Find how many lines in the data below include the word "color", then write only that number.

(begin)

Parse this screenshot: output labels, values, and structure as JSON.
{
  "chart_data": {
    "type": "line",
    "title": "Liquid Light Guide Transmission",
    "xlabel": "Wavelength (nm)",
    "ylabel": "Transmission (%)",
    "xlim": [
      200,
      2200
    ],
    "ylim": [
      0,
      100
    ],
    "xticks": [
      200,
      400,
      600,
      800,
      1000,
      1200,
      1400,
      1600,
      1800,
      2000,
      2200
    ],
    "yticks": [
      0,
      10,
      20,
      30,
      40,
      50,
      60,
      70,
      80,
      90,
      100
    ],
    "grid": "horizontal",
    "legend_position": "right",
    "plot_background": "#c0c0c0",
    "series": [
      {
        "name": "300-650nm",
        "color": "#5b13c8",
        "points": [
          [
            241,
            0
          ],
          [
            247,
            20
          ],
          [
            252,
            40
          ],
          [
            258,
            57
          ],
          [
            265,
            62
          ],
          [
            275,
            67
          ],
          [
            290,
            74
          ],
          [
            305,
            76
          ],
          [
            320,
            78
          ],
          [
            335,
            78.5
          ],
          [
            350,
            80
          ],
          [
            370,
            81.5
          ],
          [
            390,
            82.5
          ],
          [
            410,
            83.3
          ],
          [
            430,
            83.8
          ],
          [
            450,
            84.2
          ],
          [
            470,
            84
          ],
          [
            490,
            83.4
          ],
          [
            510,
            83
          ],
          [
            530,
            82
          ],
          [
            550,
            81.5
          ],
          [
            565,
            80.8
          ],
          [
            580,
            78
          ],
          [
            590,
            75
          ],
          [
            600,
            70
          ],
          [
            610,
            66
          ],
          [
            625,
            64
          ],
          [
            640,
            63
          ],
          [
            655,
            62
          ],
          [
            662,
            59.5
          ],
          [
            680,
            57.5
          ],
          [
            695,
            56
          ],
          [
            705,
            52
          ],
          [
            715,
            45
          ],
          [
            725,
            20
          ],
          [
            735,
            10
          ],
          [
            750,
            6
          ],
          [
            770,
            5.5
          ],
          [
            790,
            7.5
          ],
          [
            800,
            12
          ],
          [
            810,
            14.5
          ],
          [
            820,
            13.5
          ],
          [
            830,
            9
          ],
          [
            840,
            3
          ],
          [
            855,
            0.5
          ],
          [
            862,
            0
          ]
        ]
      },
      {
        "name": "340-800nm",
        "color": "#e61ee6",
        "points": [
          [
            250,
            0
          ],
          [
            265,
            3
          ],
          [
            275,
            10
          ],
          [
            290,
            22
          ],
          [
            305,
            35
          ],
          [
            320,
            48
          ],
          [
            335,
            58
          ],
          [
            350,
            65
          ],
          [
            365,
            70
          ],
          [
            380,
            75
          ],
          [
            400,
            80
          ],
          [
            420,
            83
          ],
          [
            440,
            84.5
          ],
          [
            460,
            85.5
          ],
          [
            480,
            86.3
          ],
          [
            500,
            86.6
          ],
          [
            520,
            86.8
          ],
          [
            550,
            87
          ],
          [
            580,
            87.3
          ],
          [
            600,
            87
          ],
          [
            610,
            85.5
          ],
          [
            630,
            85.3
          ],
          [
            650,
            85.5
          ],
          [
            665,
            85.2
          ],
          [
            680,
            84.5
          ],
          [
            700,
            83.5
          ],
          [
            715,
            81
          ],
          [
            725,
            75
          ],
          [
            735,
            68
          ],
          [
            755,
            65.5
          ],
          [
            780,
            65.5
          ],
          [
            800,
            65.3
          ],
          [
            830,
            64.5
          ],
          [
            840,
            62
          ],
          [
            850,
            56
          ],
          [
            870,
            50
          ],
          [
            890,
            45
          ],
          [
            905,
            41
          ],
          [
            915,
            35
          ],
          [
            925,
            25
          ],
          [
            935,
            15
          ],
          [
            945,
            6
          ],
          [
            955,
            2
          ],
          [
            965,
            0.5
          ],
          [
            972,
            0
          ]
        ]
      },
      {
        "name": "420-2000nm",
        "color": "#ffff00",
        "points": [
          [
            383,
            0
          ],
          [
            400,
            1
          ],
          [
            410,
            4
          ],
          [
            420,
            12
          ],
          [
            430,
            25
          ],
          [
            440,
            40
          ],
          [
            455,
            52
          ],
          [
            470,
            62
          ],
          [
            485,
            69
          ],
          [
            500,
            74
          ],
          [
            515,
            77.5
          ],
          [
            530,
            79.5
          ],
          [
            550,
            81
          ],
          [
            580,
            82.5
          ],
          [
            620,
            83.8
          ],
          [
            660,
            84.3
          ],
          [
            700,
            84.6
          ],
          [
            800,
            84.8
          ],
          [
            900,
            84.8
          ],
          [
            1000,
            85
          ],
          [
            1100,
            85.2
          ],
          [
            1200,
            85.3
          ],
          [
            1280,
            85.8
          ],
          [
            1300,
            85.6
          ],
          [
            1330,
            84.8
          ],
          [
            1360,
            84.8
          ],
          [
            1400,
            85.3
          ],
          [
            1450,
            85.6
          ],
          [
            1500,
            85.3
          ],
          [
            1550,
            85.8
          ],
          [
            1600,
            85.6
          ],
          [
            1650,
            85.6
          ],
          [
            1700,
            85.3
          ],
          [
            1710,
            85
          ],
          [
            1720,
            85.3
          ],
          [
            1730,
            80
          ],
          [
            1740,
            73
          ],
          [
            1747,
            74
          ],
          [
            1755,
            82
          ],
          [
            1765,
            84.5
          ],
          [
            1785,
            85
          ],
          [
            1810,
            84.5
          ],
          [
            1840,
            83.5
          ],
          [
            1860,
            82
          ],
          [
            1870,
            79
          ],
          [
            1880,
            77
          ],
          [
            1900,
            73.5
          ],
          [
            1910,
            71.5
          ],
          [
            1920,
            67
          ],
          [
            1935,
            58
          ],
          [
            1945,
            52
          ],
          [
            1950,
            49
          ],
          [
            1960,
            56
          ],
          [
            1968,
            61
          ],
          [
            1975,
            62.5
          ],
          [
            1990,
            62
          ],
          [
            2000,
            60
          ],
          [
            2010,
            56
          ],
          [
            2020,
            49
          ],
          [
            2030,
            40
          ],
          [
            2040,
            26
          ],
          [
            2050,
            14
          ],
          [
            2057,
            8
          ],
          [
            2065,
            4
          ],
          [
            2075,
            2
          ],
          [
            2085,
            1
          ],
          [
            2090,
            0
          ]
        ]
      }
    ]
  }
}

(end)

FULL ANSWER >> 3